EXTRAIT DE PAGE:
Le second jour encore les dieux sont avec nous. Le temps maussade menaçant pluie s'éclaire juste au moment des extérieurs. Arditi et Marielle son père quittent la maison, l'un tirant le fauteuil roulant de l'autre. Marielle déclame : Adieu maison chérie... adieu petit jardin... je pars crever à Paris... je ne vous reverrai plus... et bêtement j'ai la gorge nouée, je vois une scène prémonitoire, c'est moi qu'on emmène, moi qui ne veux pas crever à Paris mais dans la maison — pourrai-je décider quelle pièce ?

LIGNES RÉPERTORIÉES:
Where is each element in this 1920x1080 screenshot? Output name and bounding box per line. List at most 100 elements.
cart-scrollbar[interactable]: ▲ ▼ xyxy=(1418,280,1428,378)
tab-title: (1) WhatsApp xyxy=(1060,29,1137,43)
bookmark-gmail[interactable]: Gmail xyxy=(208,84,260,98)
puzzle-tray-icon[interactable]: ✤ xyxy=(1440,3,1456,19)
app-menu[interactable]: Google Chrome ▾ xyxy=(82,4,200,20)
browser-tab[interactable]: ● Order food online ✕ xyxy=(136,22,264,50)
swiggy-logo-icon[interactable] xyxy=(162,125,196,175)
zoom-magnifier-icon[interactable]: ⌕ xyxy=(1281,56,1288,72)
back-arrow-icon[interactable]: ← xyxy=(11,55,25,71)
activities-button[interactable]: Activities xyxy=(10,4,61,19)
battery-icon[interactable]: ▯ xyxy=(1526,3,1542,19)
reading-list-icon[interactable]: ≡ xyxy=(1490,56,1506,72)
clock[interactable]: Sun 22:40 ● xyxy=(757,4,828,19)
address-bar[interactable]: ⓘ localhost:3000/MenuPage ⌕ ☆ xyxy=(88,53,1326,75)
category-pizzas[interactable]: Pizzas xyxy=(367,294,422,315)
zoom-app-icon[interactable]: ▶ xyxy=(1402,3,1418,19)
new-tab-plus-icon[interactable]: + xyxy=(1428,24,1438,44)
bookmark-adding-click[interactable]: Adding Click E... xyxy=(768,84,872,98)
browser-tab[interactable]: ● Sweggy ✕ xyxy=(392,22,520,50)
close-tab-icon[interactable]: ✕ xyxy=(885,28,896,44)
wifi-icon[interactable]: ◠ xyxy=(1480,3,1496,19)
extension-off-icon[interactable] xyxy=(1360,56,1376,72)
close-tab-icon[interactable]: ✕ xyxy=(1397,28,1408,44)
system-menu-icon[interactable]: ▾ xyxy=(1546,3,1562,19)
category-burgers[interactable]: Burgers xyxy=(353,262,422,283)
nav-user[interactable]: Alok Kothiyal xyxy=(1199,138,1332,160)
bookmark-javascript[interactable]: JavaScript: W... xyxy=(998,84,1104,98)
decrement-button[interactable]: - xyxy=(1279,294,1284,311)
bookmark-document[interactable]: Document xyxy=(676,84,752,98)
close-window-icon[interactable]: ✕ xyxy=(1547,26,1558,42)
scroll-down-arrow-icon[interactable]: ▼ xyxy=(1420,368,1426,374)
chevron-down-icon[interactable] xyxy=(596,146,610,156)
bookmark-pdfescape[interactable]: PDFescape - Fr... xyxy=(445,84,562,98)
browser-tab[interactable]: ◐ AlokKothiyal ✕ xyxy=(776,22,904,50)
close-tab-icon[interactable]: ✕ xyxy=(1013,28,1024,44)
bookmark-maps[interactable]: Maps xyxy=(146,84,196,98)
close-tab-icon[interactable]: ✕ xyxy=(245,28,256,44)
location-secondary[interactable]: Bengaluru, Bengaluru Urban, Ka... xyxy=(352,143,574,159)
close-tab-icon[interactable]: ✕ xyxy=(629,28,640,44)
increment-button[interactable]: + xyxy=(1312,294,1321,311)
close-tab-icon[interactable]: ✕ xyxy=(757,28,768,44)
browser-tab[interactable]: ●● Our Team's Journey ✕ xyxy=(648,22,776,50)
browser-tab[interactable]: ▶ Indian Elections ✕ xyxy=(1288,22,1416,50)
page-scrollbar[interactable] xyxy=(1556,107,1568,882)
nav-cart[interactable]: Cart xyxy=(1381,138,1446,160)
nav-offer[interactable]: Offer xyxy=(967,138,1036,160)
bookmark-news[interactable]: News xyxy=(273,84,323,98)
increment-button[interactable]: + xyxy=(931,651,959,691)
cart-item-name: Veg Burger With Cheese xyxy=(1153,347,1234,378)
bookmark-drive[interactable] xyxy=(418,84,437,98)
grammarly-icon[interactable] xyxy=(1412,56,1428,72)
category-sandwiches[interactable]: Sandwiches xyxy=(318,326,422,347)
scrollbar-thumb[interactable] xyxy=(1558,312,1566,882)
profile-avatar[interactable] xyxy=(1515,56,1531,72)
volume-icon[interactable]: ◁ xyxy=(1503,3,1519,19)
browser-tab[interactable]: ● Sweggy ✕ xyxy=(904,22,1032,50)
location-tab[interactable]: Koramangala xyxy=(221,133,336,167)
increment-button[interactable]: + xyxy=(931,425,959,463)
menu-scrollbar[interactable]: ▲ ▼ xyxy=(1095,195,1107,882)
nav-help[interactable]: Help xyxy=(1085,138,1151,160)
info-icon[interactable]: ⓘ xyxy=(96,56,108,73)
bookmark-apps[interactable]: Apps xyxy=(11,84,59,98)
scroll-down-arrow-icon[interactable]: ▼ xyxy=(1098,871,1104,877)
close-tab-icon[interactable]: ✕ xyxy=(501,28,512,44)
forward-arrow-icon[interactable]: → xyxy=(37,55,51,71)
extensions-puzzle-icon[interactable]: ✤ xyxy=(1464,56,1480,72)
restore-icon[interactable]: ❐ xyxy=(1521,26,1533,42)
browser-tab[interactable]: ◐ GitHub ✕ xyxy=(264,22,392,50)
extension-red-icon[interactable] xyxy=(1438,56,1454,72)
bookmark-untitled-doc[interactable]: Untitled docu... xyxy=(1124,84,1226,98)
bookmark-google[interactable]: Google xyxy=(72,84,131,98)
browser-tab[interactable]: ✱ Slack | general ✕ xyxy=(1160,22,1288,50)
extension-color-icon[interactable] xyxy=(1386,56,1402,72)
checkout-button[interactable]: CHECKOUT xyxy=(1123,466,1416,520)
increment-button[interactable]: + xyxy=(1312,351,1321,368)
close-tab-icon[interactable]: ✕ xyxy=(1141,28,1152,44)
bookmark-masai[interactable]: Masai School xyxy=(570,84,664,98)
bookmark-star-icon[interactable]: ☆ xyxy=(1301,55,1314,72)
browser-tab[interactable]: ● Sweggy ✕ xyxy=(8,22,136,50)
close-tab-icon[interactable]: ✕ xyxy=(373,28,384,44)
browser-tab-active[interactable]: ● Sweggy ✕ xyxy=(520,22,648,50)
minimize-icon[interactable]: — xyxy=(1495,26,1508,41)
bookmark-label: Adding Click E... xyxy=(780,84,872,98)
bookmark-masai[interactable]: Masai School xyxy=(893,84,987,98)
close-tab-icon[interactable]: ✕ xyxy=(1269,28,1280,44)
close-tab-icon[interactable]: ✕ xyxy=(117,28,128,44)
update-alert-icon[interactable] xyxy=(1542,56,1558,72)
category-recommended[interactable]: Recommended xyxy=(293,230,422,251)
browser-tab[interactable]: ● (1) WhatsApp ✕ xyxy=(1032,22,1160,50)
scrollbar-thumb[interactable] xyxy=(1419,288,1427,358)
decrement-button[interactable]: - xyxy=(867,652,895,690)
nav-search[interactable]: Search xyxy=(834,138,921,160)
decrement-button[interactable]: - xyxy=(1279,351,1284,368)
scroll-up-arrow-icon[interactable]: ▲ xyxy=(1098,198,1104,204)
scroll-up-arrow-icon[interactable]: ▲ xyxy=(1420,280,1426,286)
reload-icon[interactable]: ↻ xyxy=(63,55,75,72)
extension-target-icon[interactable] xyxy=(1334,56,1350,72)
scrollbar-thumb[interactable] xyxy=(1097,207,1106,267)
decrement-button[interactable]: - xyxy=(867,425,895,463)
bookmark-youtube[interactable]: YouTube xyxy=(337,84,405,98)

SÉRIE D'EXERCICES:
1 – Indiquez si chacune des affirmations suivantes concorde avec l'extrait, en répondant par oui ou par non et en citant textuellement les mots qui tranchent : (a) le temps s'éclaire au moment des extérieurs ; (b) la réplique annonce un départ pour crever à Lyon ; (c) la scène se déroule le premier jour.
2 – Dans l'extrait, à quoi la réplique déclamée par Marielle dit-elle adieu, en plus de la maison ?
3 – Recopiez le passage de l'extrait situé entre « Le second jour » et « quelle pièce ? », ces deux bornes comprises.
Les lignes n'interviennent pas dans ce travail.

CORRIGÉ:
1 –
(a) Oui : « Le temps maussade menaçant pluie s'éclaire juste au moment des extérieurs ».
(b) Non : « je pars crever à Paris ».
(c) Non : « Le second jour encore les dieux sont avec nous ».

2 – Au petit jardin.

3 –
Le second jour encore les dieux sont avec nous. Le temps maussade menaçant pluie s'éclaire juste au moment des extérieurs. Arditi et Marielle son père quittent la maison, l'un tirant le fauteuil roulant de l'autre. Marielle déclame : Adieu maison chérie... adieu petit jardin... je pars crever à Paris... je ne vous reverrai plus... et bêtement j'ai la gorge nouée, je vois une scène prémonitoire, c'est moi qu'on emmène, moi qui ne veux pas crever à Paris mais dans la maison — pourrai-je décider quelle pièce ?